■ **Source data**
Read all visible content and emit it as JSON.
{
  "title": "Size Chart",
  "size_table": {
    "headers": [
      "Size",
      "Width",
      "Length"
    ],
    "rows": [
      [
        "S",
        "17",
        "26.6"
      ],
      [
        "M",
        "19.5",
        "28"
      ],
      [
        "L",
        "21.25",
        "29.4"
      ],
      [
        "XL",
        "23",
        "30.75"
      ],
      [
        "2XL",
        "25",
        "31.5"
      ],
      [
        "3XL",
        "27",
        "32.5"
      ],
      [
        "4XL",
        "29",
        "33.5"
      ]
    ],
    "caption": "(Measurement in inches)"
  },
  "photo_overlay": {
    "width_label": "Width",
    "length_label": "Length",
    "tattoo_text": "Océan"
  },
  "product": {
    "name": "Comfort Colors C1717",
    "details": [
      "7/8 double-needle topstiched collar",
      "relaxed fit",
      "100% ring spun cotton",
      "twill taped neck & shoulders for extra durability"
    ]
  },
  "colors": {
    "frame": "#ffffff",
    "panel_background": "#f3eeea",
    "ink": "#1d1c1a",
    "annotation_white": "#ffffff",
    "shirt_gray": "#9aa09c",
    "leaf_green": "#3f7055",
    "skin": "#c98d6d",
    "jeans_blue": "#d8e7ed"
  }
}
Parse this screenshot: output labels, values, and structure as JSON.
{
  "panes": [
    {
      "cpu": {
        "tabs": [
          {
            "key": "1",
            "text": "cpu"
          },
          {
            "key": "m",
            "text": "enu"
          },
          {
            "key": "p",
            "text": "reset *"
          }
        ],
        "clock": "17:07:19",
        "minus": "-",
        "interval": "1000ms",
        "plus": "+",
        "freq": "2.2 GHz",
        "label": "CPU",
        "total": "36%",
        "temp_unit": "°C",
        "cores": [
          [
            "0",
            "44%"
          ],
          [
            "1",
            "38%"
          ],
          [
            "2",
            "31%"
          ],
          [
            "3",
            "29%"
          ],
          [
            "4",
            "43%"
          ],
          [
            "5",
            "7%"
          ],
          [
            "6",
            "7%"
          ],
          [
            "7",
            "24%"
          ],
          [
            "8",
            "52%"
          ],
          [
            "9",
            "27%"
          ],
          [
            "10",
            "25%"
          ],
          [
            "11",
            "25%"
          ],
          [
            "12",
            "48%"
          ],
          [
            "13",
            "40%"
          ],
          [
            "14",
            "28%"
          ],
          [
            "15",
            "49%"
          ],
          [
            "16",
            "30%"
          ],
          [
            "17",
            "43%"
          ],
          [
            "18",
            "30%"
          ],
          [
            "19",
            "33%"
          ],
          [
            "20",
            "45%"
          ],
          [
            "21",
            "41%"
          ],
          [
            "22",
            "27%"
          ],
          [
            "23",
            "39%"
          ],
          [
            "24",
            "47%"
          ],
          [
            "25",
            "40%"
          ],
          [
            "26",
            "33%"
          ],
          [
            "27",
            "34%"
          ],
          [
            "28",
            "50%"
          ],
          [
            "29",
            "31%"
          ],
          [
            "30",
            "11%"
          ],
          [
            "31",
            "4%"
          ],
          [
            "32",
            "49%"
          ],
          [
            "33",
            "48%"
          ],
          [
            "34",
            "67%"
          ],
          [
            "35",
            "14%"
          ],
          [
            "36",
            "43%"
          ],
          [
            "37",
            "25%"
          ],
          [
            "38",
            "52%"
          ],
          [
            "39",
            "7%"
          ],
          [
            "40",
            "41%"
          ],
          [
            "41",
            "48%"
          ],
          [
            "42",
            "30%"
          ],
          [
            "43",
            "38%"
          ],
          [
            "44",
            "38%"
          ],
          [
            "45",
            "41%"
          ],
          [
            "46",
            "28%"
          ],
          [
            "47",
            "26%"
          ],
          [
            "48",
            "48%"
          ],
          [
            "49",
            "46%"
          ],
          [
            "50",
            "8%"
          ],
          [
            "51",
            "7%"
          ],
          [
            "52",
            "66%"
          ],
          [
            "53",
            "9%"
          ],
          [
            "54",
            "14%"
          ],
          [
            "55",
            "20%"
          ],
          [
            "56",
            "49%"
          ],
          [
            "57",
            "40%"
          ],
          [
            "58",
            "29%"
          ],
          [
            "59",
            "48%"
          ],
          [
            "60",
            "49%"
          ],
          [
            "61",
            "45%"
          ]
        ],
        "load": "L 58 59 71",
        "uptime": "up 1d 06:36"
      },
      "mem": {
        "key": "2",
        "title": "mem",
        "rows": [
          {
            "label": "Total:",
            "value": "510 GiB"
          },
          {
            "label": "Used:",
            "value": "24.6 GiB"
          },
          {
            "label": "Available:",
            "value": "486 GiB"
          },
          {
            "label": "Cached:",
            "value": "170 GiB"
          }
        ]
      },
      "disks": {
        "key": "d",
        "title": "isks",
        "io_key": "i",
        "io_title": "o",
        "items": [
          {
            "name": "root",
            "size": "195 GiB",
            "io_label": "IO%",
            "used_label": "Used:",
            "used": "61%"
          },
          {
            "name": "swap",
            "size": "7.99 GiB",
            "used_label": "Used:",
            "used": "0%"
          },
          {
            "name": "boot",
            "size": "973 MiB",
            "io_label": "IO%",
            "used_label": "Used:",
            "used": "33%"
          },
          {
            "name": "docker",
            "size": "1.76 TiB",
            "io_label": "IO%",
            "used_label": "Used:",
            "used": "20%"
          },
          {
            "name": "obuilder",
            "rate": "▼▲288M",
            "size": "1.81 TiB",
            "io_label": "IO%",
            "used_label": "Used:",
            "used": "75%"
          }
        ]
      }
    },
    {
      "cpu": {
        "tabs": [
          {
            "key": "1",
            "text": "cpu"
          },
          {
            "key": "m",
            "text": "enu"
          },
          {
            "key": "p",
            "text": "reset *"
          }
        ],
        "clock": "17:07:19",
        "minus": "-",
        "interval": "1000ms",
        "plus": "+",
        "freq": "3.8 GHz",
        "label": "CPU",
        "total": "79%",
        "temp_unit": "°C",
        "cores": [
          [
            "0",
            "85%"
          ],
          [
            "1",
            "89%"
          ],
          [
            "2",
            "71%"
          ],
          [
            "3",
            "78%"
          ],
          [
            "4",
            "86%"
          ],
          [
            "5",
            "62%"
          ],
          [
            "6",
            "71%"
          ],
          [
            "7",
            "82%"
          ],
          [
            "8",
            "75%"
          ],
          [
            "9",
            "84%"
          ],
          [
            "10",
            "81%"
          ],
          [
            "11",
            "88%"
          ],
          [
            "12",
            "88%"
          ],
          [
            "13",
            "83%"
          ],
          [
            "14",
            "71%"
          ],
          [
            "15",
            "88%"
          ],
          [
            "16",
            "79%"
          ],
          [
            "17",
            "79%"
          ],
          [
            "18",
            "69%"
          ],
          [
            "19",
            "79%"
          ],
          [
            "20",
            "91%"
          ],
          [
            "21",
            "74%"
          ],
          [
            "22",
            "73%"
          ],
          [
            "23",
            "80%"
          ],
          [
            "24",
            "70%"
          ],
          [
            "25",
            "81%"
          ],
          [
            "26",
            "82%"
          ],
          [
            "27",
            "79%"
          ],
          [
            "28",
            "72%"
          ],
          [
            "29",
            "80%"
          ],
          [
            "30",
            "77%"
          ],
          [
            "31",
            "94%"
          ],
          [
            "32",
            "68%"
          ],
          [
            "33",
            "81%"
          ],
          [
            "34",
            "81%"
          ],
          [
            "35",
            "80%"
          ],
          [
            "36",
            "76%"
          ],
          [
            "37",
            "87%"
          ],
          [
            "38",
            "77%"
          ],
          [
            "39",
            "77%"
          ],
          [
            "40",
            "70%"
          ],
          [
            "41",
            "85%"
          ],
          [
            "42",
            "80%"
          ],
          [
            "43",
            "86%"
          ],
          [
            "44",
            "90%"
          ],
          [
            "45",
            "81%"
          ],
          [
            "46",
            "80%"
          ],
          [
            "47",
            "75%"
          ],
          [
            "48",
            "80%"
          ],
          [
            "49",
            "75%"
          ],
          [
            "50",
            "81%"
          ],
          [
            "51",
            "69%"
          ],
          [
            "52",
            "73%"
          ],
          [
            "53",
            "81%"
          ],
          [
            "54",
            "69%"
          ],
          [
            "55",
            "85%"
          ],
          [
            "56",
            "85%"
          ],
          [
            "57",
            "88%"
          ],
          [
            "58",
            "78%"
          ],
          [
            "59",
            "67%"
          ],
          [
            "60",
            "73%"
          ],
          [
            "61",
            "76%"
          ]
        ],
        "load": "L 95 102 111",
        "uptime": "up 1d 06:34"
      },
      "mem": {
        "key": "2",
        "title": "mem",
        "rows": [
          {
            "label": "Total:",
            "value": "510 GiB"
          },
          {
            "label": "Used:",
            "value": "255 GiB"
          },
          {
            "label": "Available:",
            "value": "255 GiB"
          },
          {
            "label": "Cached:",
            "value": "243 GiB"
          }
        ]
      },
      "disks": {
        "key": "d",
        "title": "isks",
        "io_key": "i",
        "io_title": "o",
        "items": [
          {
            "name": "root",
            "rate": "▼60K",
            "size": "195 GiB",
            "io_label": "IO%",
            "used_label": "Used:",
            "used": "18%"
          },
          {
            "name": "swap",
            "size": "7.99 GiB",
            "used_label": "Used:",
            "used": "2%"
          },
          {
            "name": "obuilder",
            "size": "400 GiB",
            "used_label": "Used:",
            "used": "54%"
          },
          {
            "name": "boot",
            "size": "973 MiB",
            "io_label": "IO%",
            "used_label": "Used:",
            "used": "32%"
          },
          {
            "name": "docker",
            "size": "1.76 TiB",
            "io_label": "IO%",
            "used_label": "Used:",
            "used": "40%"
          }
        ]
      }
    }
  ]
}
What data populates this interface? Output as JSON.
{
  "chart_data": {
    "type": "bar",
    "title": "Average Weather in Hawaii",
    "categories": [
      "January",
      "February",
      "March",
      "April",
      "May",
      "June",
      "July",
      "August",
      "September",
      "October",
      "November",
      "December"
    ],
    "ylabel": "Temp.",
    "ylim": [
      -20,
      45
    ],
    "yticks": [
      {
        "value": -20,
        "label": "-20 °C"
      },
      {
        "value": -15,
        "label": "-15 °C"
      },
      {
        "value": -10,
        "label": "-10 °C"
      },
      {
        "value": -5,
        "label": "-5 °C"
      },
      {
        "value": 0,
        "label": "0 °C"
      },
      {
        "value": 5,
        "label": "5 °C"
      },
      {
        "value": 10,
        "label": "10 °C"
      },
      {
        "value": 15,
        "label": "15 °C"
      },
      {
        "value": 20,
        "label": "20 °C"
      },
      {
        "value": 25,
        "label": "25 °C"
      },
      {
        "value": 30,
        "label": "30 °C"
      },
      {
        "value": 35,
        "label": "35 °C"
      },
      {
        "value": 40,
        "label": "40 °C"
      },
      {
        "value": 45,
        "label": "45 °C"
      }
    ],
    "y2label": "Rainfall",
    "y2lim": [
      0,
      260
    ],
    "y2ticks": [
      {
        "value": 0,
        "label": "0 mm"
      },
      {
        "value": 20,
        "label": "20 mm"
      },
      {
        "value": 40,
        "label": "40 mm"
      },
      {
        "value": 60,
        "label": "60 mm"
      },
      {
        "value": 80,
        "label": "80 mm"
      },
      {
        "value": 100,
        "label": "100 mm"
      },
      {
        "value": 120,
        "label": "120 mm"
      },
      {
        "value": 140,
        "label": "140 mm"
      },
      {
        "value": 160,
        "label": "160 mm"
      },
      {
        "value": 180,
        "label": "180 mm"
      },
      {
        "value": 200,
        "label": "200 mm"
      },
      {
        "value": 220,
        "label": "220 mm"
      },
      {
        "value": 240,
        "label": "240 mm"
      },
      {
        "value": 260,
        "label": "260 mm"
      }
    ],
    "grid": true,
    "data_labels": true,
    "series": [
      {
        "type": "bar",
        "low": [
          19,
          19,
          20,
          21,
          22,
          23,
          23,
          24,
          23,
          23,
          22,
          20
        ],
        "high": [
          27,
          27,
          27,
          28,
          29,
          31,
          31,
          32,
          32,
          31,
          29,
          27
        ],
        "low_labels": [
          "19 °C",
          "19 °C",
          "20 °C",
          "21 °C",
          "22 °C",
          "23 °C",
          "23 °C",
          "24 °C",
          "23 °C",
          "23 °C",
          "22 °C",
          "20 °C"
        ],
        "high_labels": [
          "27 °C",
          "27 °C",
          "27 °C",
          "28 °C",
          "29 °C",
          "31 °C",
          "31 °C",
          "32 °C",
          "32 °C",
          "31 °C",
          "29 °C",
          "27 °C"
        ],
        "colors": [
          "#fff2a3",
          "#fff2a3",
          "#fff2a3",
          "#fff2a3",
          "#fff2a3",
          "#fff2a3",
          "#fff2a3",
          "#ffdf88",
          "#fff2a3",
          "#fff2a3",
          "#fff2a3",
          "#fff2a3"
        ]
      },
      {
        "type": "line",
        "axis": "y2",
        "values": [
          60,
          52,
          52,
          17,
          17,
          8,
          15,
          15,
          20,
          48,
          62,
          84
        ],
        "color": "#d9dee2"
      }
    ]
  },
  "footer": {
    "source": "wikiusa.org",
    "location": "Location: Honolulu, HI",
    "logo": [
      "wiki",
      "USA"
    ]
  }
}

■ **Exercise goal**
Your answer should be a single number: the count of lines in the entries that contain the word "JSON".

■ **Finished exercise**
3